=== Records supplied ===
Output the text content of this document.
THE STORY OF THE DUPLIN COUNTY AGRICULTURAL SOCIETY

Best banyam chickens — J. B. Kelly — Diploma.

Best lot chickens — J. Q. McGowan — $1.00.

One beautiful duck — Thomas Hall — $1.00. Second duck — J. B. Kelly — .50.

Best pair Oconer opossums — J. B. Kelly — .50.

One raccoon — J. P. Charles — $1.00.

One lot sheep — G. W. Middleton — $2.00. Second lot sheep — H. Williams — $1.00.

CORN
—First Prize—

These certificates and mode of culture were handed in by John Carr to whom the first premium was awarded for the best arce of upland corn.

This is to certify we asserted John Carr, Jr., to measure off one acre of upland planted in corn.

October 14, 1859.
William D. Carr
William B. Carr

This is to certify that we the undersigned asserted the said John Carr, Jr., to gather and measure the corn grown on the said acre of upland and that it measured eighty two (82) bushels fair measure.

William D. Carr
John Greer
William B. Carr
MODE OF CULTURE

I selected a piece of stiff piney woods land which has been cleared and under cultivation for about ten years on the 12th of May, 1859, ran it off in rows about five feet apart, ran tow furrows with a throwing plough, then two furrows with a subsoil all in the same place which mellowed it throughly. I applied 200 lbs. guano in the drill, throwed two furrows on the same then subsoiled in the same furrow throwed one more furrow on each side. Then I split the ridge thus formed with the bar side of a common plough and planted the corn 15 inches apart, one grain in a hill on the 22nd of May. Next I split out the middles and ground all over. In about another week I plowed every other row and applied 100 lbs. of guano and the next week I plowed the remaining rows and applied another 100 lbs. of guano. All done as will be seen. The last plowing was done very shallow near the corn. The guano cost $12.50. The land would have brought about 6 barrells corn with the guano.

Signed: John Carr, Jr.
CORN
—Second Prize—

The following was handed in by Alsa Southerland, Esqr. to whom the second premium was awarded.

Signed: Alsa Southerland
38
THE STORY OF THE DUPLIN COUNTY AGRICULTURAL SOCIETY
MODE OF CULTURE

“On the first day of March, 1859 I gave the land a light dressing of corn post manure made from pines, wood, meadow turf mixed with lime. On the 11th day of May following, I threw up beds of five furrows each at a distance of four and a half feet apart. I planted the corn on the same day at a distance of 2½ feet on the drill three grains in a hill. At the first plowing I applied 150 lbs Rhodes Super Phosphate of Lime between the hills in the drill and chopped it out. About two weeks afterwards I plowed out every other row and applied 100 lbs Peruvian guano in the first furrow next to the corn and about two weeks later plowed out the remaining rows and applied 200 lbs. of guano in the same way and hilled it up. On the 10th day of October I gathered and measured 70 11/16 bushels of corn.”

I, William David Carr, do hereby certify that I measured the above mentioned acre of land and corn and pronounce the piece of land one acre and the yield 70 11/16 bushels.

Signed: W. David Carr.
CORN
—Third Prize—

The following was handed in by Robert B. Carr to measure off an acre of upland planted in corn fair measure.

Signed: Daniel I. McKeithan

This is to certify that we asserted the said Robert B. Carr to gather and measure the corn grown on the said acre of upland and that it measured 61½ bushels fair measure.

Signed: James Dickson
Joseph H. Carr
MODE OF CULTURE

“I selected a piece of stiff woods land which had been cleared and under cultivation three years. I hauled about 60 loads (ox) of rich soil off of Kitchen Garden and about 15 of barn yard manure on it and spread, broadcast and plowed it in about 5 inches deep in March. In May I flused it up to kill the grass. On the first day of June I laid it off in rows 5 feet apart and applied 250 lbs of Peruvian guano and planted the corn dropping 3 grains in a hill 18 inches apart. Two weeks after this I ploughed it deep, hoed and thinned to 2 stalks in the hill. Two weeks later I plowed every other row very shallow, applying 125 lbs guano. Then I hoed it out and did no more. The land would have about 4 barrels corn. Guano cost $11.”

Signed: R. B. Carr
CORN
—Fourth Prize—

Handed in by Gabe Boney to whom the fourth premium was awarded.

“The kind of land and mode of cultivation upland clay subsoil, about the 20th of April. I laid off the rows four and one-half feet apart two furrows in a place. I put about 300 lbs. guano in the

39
===
Restate the data above word for word, please.

Output the text content of this document.
THE STORY OF THE DUPLIN COUNTY AGRICULTURAL SOCIETY

Best banyam chickens — J. B. Kelly — Diploma.

Best lot chickens — J. Q. McGowan — $1.00.

One beautiful duck — Thomas Hall — $1.00. Second duck — J. B. Kelly — .50.

Best pair Oconer opossums — J. B. Kelly — .50.

One raccoon — J. P. Charles — $1.00.

One lot sheep — G. W. Middleton — $2.00. Second lot sheep — H. Williams — $1.00.

CORN
—First Prize—

These certificates and mode of culture were handed in by John Carr to whom the first premium was awarded for the best arce of upland corn.

This is to certify we asserted John Carr, Jr., to measure off one acre of upland planted in corn.

October 14, 1859.
William D. Carr
William B. Carr

This is to certify that we the undersigned asserted the said John Carr, Jr., to gather and measure the corn grown on the said acre of upland and that it measured eighty two (82) bushels fair measure.

William D. Carr
John Greer
William B. Carr
MODE OF CULTURE

I selected a piece of stiff piney woods land which has been cleared and under cultivation for about ten years on the 12th of May, 1859, ran it off in rows about five feet apart, ran tow furrows with a throwing plough, then two furrows with a subsoil all in the same place which mellowed it throughly. I applied 200 lbs. guano in the drill, throwed two furrows on the same then subsoiled in the same furrow throwed one more furrow on each side. Then I split the ridge thus formed with the bar side of a common plough and planted the corn 15 inches apart, one grain in a hill on the 22nd of May. Next I split out the middles and ground all over. In about another week I plowed every other row and applied 100 lbs. of guano and the next week I plowed the remaining rows and applied another 100 lbs. of guano. All done as will be seen. The last plowing was done very shallow near the corn. The guano cost $12.50. The land would have brought about 6 barrells corn with the guano.

Signed: John Carr, Jr.
CORN
—Second Prize—

The following was handed in by Alsa Southerland, Esqr. to whom the second premium was awarded.

Signed: Alsa Southerland
38
THE STORY OF THE DUPLIN COUNTY AGRICULTURAL SOCIETY
MODE OF CULTURE

“On the first day of March, 1859 I gave the land a light dressing of corn post manure made from pines, wood, meadow turf mixed with lime. On the 11th day of May following, I threw up beds of five furrows each at a distance of four and a half feet apart. I planted the corn on the same day at a distance of 2½ feet on the drill three grains in a hill. At the first plowing I applied 150 lbs Rhodes Super Phosphate of Lime between the hills in the drill and chopped it out. About two weeks afterwards I plowed out every other row and applied 100 lbs Peruvian guano in the first furrow next to the corn and about two weeks later plowed out the remaining rows and applied 200 lbs. of guano in the same way and hilled it up. On the 10th day of October I gathered and measured 70 11/16 bushels of corn.”

I, William David Carr, do hereby certify that I measured the above mentioned acre of land and corn and pronounce the piece of land one acre and the yield 70 11/16 bushels.

Signed: W. David Carr.
CORN
—Third Prize—

The following was handed in by Robert B. Carr to measure off an acre of upland planted in corn fair measure.

Signed: Daniel I. McKeithan

This is to certify that we asserted the said Robert B. Carr to gather and measure the corn grown on the said acre of upland and that it measured 61½ bushels fair measure.

Signed: James Dickson
Joseph H. Carr
MODE OF CULTURE

“I selected a piece of stiff woods land which had been cleared and under cultivation three years. I hauled about 60 loads (ox) of rich soil off of Kitchen Garden and about 15 of barn yard manure on it and spread, broadcast and plowed it in about 5 inches deep in March. In May I flused it up to kill the grass. On the first day of June I laid it off in rows 5 feet apart and applied 250 lbs of Peruvian guano and planted the corn dropping 3 grains in a hill 18 inches apart. Two weeks after this I ploughed it deep, hoed and thinned to 2 stalks in the hill. Two weeks later I plowed every other row very shallow, applying 125 lbs guano. Then I hoed it out and did no more. The land would have about 4 barrels corn. Guano cost $11.”

Signed: R. B. Carr
CORN
—Fourth Prize—

Handed in by Gabe Boney to whom the fourth premium was awarded.

“The kind of land and mode of cultivation upland clay subsoil, about the 20th of April. I laid off the rows four and one-half feet apart two furrows in a place. I put about 300 lbs. guano in the

39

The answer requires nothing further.